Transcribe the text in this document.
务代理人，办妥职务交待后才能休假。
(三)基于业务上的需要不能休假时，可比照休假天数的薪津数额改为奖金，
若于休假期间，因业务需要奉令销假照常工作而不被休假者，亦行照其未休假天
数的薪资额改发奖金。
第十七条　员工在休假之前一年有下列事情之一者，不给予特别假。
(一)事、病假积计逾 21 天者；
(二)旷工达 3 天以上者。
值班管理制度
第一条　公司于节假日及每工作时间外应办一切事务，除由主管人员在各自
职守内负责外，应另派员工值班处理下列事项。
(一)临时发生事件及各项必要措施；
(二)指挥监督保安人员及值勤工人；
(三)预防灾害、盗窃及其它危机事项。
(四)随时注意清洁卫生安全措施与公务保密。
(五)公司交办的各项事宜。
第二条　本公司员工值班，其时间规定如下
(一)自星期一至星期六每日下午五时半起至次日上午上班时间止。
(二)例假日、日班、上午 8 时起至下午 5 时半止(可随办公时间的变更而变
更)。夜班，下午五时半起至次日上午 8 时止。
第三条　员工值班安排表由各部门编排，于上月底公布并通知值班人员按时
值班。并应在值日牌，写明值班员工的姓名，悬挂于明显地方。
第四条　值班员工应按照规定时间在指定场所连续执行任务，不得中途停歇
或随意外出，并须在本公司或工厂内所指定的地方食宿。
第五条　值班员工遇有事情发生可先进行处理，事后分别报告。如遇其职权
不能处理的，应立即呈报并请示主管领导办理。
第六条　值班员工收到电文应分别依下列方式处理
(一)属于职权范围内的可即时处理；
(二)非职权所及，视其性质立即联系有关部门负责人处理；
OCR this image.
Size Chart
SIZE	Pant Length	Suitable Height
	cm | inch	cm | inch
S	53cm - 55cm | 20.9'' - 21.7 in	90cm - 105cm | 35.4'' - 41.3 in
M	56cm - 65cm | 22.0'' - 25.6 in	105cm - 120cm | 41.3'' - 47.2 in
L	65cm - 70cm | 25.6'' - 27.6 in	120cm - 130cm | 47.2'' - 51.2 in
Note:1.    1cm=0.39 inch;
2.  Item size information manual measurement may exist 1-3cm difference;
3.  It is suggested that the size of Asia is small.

^^^^^^^^^^^^^^^^

**Given exercise:**
Reproduce the entries above in full by retyping them exactly.

**Result for this exercise:**
Transcribe the text in this document.
务代理人，办妥职务交待后才能休假。
(三)基于业务上的需要不能休假时，可比照休假天数的薪津数额改为奖金，
若于休假期间，因业务需要奉令销假照常工作而不被休假者，亦行照其未休假天
数的薪资额改发奖金。
第十七条　员工在休假之前一年有下列事情之一者，不给予特别假。
(一)事、病假积计逾 21 天者；
(二)旷工达 3 天以上者。
值班管理制度
第一条　公司于节假日及每工作时间外应办一切事务，除由主管人员在各自
职守内负责外，应另派员工值班处理下列事项。
(一)临时发生事件及各项必要措施；
(二)指挥监督保安人员及值勤工人；
(三)预防灾害、盗窃及其它危机事项。
(四)随时注意清洁卫生安全措施与公务保密。
(五)公司交办的各项事宜。
第二条　本公司员工值班，其时间规定如下
(一)自星期一至星期六每日下午五时半起至次日上午上班时间止。
(二)例假日、日班、上午 8 时起至下午 5 时半止(可随办公时间的变更而变
更)。夜班，下午五时半起至次日上午 8 时止。
第三条　员工值班安排表由各部门编排，于上月底公布并通知值班人员按时
值班。并应在值日牌，写明值班员工的姓名，悬挂于明显地方。
第四条　值班员工应按照规定时间在指定场所连续执行任务，不得中途停歇
或随意外出，并须在本公司或工厂内所指定的地方食宿。
第五条　值班员工遇有事情发生可先进行处理，事后分别报告。如遇其职权
不能处理的，应立即呈报并请示主管领导办理。
第六条　值班员工收到电文应分别依下列方式处理
(一)属于职权范围内的可即时处理；
(二)非职权所及，视其性质立即联系有关部门负责人处理；
OCR this image.
Size Chart
SIZE	Pant Length	Suitable Height
	cm | inch	cm | inch
S	53cm - 55cm | 20.9'' - 21.7 in	90cm - 105cm | 35.4'' - 41.3 in
M	56cm - 65cm | 22.0'' - 25.6 in	105cm - 120cm | 41.3'' - 47.2 in
L	65cm - 70cm | 25.6'' - 27.6 in	120cm - 130cm | 47.2'' - 51.2 in
Note:1.    1cm=0.39 inch;
2.  Item size information manual measurement may exist 1-3cm difference;
3.  It is suggested that the size of Asia is small.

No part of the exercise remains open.